__INSTRUCTIONS TO FOLLOW__:
Copy every entry exactly.

## START INPUT MATERIAL

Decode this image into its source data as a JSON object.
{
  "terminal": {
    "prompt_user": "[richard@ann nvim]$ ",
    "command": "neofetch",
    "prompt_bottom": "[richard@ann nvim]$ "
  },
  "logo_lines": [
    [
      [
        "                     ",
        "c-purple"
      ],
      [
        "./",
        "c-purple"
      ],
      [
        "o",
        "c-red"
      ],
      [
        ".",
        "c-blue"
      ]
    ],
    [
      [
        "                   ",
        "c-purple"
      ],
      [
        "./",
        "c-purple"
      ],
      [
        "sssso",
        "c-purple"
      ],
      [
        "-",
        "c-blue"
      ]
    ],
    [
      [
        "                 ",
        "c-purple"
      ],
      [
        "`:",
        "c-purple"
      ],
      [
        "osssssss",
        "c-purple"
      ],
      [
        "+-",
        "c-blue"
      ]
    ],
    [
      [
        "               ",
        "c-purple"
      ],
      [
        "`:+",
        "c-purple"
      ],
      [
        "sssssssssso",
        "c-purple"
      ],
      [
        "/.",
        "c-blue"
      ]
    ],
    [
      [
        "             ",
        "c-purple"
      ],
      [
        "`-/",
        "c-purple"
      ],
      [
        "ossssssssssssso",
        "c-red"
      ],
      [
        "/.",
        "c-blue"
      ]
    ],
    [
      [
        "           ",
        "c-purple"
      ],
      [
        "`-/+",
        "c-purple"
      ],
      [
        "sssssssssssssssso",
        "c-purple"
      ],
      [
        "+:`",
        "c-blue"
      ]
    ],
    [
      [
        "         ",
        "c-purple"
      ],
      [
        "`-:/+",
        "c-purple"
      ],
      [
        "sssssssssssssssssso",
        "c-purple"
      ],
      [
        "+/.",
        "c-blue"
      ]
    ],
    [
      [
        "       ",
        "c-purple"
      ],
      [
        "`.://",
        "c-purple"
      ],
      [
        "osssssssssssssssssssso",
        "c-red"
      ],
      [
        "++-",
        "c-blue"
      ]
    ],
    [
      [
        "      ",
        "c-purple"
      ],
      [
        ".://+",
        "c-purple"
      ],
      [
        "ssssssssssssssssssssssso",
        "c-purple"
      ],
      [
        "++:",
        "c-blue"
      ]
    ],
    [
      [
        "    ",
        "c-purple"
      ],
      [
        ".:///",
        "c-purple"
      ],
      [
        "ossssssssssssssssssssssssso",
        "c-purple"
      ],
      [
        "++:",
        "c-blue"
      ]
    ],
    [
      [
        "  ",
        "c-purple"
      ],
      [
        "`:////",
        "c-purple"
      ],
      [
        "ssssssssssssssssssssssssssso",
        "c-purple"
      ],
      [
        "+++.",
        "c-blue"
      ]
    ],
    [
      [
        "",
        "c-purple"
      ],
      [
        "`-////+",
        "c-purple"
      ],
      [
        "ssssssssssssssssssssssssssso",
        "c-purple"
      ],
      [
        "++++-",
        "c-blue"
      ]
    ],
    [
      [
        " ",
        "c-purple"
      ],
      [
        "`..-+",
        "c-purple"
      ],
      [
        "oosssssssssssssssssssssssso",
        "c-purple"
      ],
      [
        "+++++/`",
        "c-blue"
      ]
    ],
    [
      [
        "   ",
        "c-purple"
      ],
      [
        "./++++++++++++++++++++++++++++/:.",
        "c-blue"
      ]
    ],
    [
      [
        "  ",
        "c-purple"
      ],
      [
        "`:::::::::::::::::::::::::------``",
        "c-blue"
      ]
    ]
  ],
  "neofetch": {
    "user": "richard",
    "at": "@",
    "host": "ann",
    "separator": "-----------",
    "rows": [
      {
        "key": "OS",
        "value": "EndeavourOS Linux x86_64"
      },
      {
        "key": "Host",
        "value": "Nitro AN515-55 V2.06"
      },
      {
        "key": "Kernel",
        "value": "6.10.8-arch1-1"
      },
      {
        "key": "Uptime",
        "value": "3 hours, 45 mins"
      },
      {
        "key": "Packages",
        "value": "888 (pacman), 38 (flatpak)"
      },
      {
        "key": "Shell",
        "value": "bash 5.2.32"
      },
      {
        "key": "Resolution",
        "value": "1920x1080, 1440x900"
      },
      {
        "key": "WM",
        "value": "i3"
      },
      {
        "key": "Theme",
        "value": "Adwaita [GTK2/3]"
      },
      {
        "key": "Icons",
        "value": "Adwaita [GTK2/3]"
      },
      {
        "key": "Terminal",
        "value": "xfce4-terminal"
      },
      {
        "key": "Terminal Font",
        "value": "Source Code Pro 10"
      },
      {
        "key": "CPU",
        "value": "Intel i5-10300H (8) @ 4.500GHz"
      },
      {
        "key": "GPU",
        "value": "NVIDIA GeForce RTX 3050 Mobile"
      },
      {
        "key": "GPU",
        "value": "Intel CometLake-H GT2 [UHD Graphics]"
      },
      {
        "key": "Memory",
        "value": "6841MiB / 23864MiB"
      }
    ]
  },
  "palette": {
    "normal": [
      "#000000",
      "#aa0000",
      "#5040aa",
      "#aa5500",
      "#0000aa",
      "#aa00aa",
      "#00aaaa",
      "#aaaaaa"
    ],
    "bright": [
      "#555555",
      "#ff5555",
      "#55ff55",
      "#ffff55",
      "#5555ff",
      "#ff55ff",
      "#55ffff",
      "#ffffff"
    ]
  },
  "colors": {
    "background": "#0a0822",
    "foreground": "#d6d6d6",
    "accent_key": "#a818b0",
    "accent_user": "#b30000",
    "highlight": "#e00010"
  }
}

## END INPUT MATERIAL

__RESULT__:
Decode this image into its source data as a JSON object.
{
  "terminal": {
    "prompt_user": "[richard@ann nvim]$ ",
    "command": "neofetch",
    "prompt_bottom": "[richard@ann nvim]$ "
  },
  "logo_lines": [
    [
      [
        "                     ",
        "c-purple"
      ],
      [
        "./",
        "c-purple"
      ],
      [
        "o",
        "c-red"
      ],
      [
        ".",
        "c-blue"
      ]
    ],
    [
      [
        "                   ",
        "c-purple"
      ],
      [
        "./",
        "c-purple"
      ],
      [
        "sssso",
        "c-purple"
      ],
      [
        "-",
        "c-blue"
      ]
    ],
    [
      [
        "                 ",
        "c-purple"
      ],
      [
        "`:",
        "c-purple"
      ],
      [
        "osssssss",
        "c-purple"
      ],
      [
        "+-",
        "c-blue"
      ]
    ],
    [
      [
        "               ",
        "c-purple"
      ],
      [
        "`:+",
        "c-purple"
      ],
      [
        "sssssssssso",
        "c-purple"
      ],
      [
        "/.",
        "c-blue"
      ]
    ],
    [
      [
        "             ",
        "c-purple"
      ],
      [
        "`-/",
        "c-purple"
      ],
      [
        "ossssssssssssso",
        "c-red"
      ],
      [
        "/.",
        "c-blue"
      ]
    ],
    [
      [
        "           ",
        "c-purple"
      ],
      [
        "`-/+",
        "c-purple"
      ],
      [
        "sssssssssssssssso",
        "c-purple"
      ],
      [
        "+:`",
        "c-blue"
      ]
    ],
    [
      [
        "         ",
        "c-purple"
      ],
      [
        "`-:/+",
        "c-purple"
      ],
      [
        "sssssssssssssssssso",
        "c-purple"
      ],
      [
        "+/.",
        "c-blue"
      ]
    ],
    [
      [
        "       ",
        "c-purple"
      ],
      [
        "`.://",
        "c-purple"
      ],
      [
        "osssssssssssssssssssso",
        "c-red"
      ],
      [
        "++-",
        "c-blue"
      ]
    ],
    [
      [
        "      ",
        "c-purple"
      ],
      [
        ".://+",
        "c-purple"
      ],
      [
        "ssssssssssssssssssssssso",
        "c-purple"
      ],
      [
        "++:",
        "c-blue"
      ]
    ],
    [
      [
        "    ",
        "c-purple"
      ],
      [
        ".:///",
        "c-purple"
      ],
      [
        "ossssssssssssssssssssssssso",
        "c-purple"
      ],
      [
        "++:",
        "c-blue"
      ]
    ],
    [
      [
        "  ",
        "c-purple"
      ],
      [
        "`:////",
        "c-purple"
      ],
      [
        "ssssssssssssssssssssssssssso",
        "c-purple"
      ],
      [
        "+++.",
        "c-blue"
      ]
    ],
    [
      [
        "",
        "c-purple"
      ],
      [
        "`-////+",
        "c-purple"
      ],
      [
        "ssssssssssssssssssssssssssso",
        "c-purple"
      ],
      [
        "++++-",
        "c-blue"
      ]
    ],
    [
      [
        " ",
        "c-purple"
      ],
      [
        "`..-+",
        "c-purple"
      ],
      [
        "oosssssssssssssssssssssssso",
        "c-purple"
      ],
      [
        "+++++/`",
        "c-blue"
      ]
    ],
    [
      [
        "   ",
        "c-purple"
      ],
      [
        "./++++++++++++++++++++++++++++/:.",
        "c-blue"
      ]
    ],
    [
      [
        "  ",
        "c-purple"
      ],
      [
        "`:::::::::::::::::::::::::------``",
        "c-blue"
      ]
    ]
  ],
  "neofetch": {
    "user": "richard",
    "at": "@",
    "host": "ann",
    "separator": "-----------",
    "rows": [
      {
        "key": "OS",
        "value": "EndeavourOS Linux x86_64"
      },
      {
        "key": "Host",
        "value": "Nitro AN515-55 V2.06"
      },
      {
        "key": "Kernel",
        "value": "6.10.8-arch1-1"
      },
      {
        "key": "Uptime",
        "value": "3 hours, 45 mins"
      },
      {
        "key": "Packages",
        "value": "888 (pacman), 38 (flatpak)"
      },
      {
        "key": "Shell",
        "value": "bash 5.2.32"
      },
      {
        "key": "Resolution",
        "value": "1920x1080, 1440x900"
      },
      {
        "key": "WM",
        "value": "i3"
      },
      {
        "key": "Theme",
        "value": "Adwaita [GTK2/3]"
      },
      {
        "key": "Icons",
        "value": "Adwaita [GTK2/3]"
      },
      {
        "key": "Terminal",
        "value": "xfce4-terminal"
      },
      {
        "key": "Terminal Font",
        "value": "Source Code Pro 10"
      },
      {
        "key": "CPU",
        "value": "Intel i5-10300H (8) @ 4.500GHz"
      },
      {
        "key": "GPU",
        "value": "NVIDIA GeForce RTX 3050 Mobile"
      },
      {
        "key": "GPU",
        "value": "Intel CometLake-H GT2 [UHD Graphics]"
      },
      {
        "key": "Memory",
        "value": "6841MiB / 23864MiB"
      }
    ]
  },
  "palette": {
    "normal": [
      "#000000",
      "#aa0000",
      "#5040aa",
      "#aa5500",
      "#0000aa",
      "#aa00aa",
      "#00aaaa",
      "#aaaaaa"
    ],
    "bright": [
      "#555555",
      "#ff5555",
      "#55ff55",
      "#ffff55",
      "#5555ff",
      "#ff55ff",
      "#55ffff",
      "#ffffff"
    ]
  },
  "colors": {
    "background": "#0a0822",
    "foreground": "#d6d6d6",
    "accent_key": "#a818b0",
    "accent_user": "#b30000",
    "highlight": "#e00010"
  }
}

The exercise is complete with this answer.